=== DESCRIPTION OF THE TASK ===
The records below must be duplicated exactly, character for character.
>> BEGIN INFORMATION SHOWN
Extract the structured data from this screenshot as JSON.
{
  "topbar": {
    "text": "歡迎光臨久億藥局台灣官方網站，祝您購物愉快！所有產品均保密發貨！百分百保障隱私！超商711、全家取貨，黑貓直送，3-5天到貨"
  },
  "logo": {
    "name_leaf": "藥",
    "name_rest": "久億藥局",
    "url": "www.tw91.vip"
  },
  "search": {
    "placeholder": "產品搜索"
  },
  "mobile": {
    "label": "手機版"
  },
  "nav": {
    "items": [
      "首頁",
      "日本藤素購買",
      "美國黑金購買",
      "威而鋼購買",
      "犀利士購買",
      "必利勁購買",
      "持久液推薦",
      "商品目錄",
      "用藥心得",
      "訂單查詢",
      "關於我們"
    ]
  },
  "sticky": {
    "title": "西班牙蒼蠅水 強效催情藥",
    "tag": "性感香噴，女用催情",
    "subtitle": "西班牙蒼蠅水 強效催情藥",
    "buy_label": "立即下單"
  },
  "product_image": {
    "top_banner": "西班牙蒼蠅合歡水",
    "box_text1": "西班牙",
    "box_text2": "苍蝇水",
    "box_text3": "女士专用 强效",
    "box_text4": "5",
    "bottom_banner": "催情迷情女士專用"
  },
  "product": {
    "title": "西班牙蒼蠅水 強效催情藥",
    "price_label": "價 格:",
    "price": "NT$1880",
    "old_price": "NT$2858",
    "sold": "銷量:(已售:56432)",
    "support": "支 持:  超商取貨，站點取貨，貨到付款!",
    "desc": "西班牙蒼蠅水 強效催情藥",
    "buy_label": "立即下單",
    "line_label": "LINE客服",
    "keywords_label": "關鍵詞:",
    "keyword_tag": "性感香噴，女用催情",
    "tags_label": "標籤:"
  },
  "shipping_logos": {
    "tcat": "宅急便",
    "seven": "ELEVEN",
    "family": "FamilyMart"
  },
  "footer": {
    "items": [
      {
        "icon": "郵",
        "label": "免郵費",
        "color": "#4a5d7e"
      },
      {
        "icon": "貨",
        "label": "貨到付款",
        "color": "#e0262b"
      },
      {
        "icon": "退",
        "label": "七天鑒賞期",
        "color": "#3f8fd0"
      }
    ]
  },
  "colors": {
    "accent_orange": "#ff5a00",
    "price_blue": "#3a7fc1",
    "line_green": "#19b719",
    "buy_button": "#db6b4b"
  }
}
>> END INFORMATION SHOWN
=== SOLUTION FOR THIS PROBLEM ===
Extract the structured data from this screenshot as JSON.
{
  "topbar": {
    "text": "歡迎光臨久億藥局台灣官方網站，祝您購物愉快！所有產品均保密發貨！百分百保障隱私！超商711、全家取貨，黑貓直送，3-5天到貨"
  },
  "logo": {
    "name_leaf": "藥",
    "name_rest": "久億藥局",
    "url": "www.tw91.vip"
  },
  "search": {
    "placeholder": "產品搜索"
  },
  "mobile": {
    "label": "手機版"
  },
  "nav": {
    "items": [
      "首頁",
      "日本藤素購買",
      "美國黑金購買",
      "威而鋼購買",
      "犀利士購買",
      "必利勁購買",
      "持久液推薦",
      "商品目錄",
      "用藥心得",
      "訂單查詢",
      "關於我們"
    ]
  },
  "sticky": {
    "title": "西班牙蒼蠅水 強效催情藥",
    "tag": "性感香噴，女用催情",
    "subtitle": "西班牙蒼蠅水 強效催情藥",
    "buy_label": "立即下單"
  },
  "product_image": {
    "top_banner": "西班牙蒼蠅合歡水",
    "box_text1": "西班牙",
    "box_text2": "苍蝇水",
    "box_text3": "女士专用 强效",
    "box_text4": "5",
    "bottom_banner": "催情迷情女士專用"
  },
  "product": {
    "title": "西班牙蒼蠅水 強效催情藥",
    "price_label": "價 格:",
    "price": "NT$1880",
    "old_price": "NT$2858",
    "sold": "銷量:(已售:56432)",
    "support": "支 持:  超商取貨，站點取貨，貨到付款!",
    "desc": "西班牙蒼蠅水 強效催情藥",
    "buy_label": "立即下單",
    "line_label": "LINE客服",
    "keywords_label": "關鍵詞:",
    "keyword_tag": "性感香噴，女用催情",
    "tags_label": "標籤:"
  },
  "shipping_logos": {
    "tcat": "宅急便",
    "seven": "ELEVEN",
    "family": "FamilyMart"
  },
  "footer": {
    "items": [
      {
        "icon": "郵",
        "label": "免郵費",
        "color": "#4a5d7e"
      },
      {
        "icon": "貨",
        "label": "貨到付款",
        "color": "#e0262b"
      },
      {
        "icon": "退",
        "label": "七天鑒賞期",
        "color": "#3f8fd0"
      }
    ]
  },
  "colors": {
    "accent_orange": "#ff5a00",
    "price_blue": "#3a7fc1",
    "line_green": "#19b719",
    "buy_button": "#db6b4b"
  }
}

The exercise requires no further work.